START

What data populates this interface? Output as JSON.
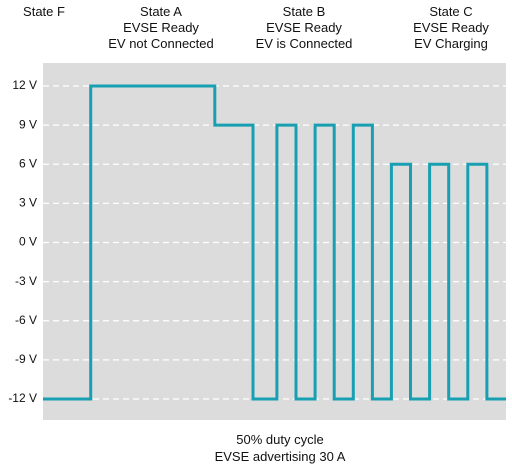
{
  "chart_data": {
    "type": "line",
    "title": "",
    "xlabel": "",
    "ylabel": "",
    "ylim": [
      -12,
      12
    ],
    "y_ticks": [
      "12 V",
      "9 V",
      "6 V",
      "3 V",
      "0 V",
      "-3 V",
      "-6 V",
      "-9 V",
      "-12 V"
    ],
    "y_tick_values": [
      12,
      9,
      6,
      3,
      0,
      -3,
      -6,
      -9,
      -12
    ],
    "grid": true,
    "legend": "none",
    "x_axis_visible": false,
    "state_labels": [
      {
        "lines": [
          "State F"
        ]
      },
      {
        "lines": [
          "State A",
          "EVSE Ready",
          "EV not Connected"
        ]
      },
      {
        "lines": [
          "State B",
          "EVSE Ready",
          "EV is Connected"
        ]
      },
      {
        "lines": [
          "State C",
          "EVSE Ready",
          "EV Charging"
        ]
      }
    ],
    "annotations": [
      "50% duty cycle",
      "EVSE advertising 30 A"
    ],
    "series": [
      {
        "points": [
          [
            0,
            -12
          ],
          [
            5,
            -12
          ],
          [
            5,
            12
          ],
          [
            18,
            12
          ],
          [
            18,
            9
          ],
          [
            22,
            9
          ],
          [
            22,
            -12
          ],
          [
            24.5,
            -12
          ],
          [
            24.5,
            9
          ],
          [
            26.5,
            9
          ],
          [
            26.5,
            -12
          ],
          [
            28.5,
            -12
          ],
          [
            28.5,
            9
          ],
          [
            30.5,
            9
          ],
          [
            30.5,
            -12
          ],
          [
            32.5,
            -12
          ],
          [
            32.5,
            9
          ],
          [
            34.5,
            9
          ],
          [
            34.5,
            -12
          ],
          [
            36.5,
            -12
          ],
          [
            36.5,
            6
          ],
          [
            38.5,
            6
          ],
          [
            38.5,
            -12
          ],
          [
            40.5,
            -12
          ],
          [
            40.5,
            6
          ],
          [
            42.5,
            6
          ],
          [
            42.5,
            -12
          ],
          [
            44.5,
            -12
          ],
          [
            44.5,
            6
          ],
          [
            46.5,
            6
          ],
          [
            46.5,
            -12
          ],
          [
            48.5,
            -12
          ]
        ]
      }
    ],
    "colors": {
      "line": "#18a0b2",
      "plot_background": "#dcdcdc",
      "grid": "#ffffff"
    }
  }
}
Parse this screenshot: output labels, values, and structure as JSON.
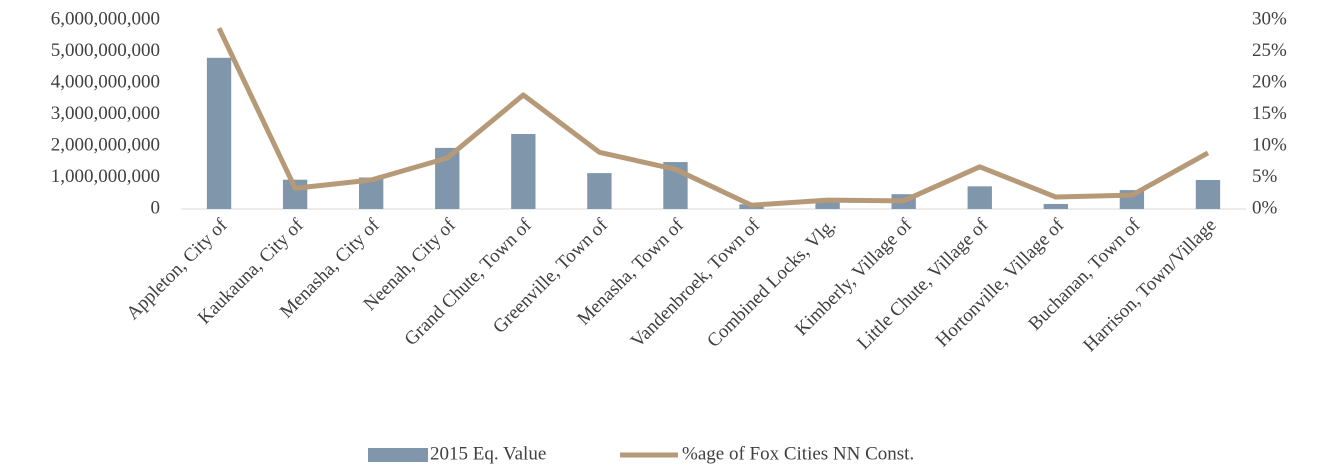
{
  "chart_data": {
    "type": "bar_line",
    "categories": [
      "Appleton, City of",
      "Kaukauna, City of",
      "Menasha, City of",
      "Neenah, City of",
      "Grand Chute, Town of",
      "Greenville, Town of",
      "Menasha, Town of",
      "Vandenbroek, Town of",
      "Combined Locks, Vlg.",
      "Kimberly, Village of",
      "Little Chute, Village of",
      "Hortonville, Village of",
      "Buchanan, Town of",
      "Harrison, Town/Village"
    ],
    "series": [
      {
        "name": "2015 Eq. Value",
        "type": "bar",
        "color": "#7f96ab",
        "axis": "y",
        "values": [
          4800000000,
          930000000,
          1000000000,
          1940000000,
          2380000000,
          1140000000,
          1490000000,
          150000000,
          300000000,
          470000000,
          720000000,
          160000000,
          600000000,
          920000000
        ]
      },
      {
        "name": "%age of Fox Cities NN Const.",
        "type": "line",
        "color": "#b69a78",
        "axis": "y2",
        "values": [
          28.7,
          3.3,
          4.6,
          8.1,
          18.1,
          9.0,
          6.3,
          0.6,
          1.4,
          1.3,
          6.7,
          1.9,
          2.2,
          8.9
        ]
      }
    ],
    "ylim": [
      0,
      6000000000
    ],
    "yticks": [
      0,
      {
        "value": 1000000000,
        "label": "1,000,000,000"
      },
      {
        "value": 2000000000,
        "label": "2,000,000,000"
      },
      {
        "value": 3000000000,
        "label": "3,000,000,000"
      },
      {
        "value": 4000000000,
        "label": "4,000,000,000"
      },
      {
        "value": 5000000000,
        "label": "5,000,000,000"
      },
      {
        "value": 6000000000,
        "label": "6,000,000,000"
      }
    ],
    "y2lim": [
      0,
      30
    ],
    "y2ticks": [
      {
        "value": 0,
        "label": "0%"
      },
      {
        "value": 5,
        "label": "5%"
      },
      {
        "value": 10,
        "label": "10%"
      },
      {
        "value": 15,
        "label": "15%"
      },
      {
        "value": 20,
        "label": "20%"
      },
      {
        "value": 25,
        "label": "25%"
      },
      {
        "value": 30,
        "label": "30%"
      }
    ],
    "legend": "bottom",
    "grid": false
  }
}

END

Print each of the records above exactly as written, leaving no picture in the copy.

● **FINISHED ANSWER**
What data populates this interface? Output as JSON.
{
  "chart_data": {
    "type": "line",
    "title": "",
    "xlabel": "",
    "ylabel": "",
    "ylim": [
      -12,
      12
    ],
    "y_ticks": [
      "12 V",
      "9 V",
      "6 V",
      "3 V",
      "0 V",
      "-3 V",
      "-6 V",
      "-9 V",
      "-12 V"
    ],
    "y_tick_values": [
      12,
      9,
      6,
      3,
      0,
      -3,
      -6,
      -9,
      -12
    ],
    "grid": true,
    "legend": "none",
    "x_axis_visible": false,
    "state_labels": [
      {
        "lines": [
          "State F"
        ]
      },
      {
        "lines": [
          "State A",
          "EVSE Ready",
          "EV not Connected"
        ]
      },
      {
        "lines": [
          "State B",
          "EVSE Ready",
          "EV is Connected"
        ]
      },
      {
        "lines": [
          "State C",
          "EVSE Ready",
          "EV Charging"
        ]
      }
    ],
    "annotations": [
      "50% duty cycle",
      "EVSE advertising 30 A"
    ],
    "series": [
      {
        "points": [
          [
            0,
            -12
          ],
          [
            5,
            -12
          ],
          [
            5,
            12
          ],
          [
            18,
            12
          ],
          [
            18,
            9
          ],
          [
            22,
            9
          ],
          [
            22,
            -12
          ],
          [
            24.5,
            -12
          ],
          [
            24.5,
            9
          ],
          [
            26.5,
            9
          ],
          [
            26.5,
            -12
          ],
          [
            28.5,
            -12
          ],
          [
            28.5,
            9
          ],
          [
            30.5,
            9
          ],
          [
            30.5,
            -12
          ],
          [
            32.5,
            -12
          ],
          [
            32.5,
            9
          ],
          [
            34.5,
            9
          ],
          [
            34.5,
            -12
          ],
          [
            36.5,
            -12
          ],
          [
            36.5,
            6
          ],
          [
            38.5,
            6
          ],
          [
            38.5,
            -12
          ],
          [
            40.5,
            -12
          ],
          [
            40.5,
            6
          ],
          [
            42.5,
            6
          ],
          [
            42.5,
            -12
          ],
          [
            44.5,
            -12
          ],
          [
            44.5,
            6
          ],
          [
            46.5,
            6
          ],
          [
            46.5,
            -12
          ],
          [
            48.5,
            -12
          ]
        ]
      }
    ],
    "colors": {
      "line": "#18a0b2",
      "plot_background": "#dcdcdc",
      "grid": "#ffffff"
    }
  }
}
Parse this screenshot: output labels, values, and structure as JSON.
{
  "chart_data": {
    "type": "bar_line",
    "categories": [
      "Appleton, City of",
      "Kaukauna, City of",
      "Menasha, City of",
      "Neenah, City of",
      "Grand Chute, Town of",
      "Greenville, Town of",
      "Menasha, Town of",
      "Vandenbroek, Town of",
      "Combined Locks, Vlg.",
      "Kimberly, Village of",
      "Little Chute, Village of",
      "Hortonville, Village of",
      "Buchanan, Town of",
      "Harrison, Town/Village"
    ],
    "series": [
      {
        "name": "2015 Eq. Value",
        "type": "bar",
        "color": "#7f96ab",
        "axis": "y",
        "values": [
          4800000000,
          930000000,
          1000000000,
          1940000000,
          2380000000,
          1140000000,
          1490000000,
          150000000,
          300000000,
          470000000,
          720000000,
          160000000,
          600000000,
          920000000
        ]
      },
      {
        "name": "%age of Fox Cities NN Const.",
        "type": "line",
        "color": "#b69a78",
        "axis": "y2",
        "values": [
          28.7,
          3.3,
          4.6,
          8.1,
          18.1,
          9.0,
          6.3,
          0.6,
          1.4,
          1.3,
          6.7,
          1.9,
          2.2,
          8.9
        ]
      }
    ],
    "ylim": [
      0,
      6000000000
    ],
    "yticks": [
      0,
      {
        "value": 1000000000,
        "label": "1,000,000,000"
      },
      {
        "value": 2000000000,
        "label": "2,000,000,000"
      },
      {
        "value": 3000000000,
        "label": "3,000,000,000"
      },
      {
        "value": 4000000000,
        "label": "4,000,000,000"
      },
      {
        "value": 5000000000,
        "label": "5,000,000,000"
      },
      {
        "value": 6000000000,
        "label": "6,000,000,000"
      }
    ],
    "y2lim": [
      0,
      30
    ],
    "y2ticks": [
      {
        "value": 0,
        "label": "0%"
      },
      {
        "value": 5,
        "label": "5%"
      },
      {
        "value": 10,
        "label": "10%"
      },
      {
        "value": 15,
        "label": "15%"
      },
      {
        "value": 20,
        "label": "20%"
      },
      {
        "value": 25,
        "label": "25%"
      },
      {
        "value": 30,
        "label": "30%"
      }
    ],
    "legend": "bottom",
    "grid": false
  }
}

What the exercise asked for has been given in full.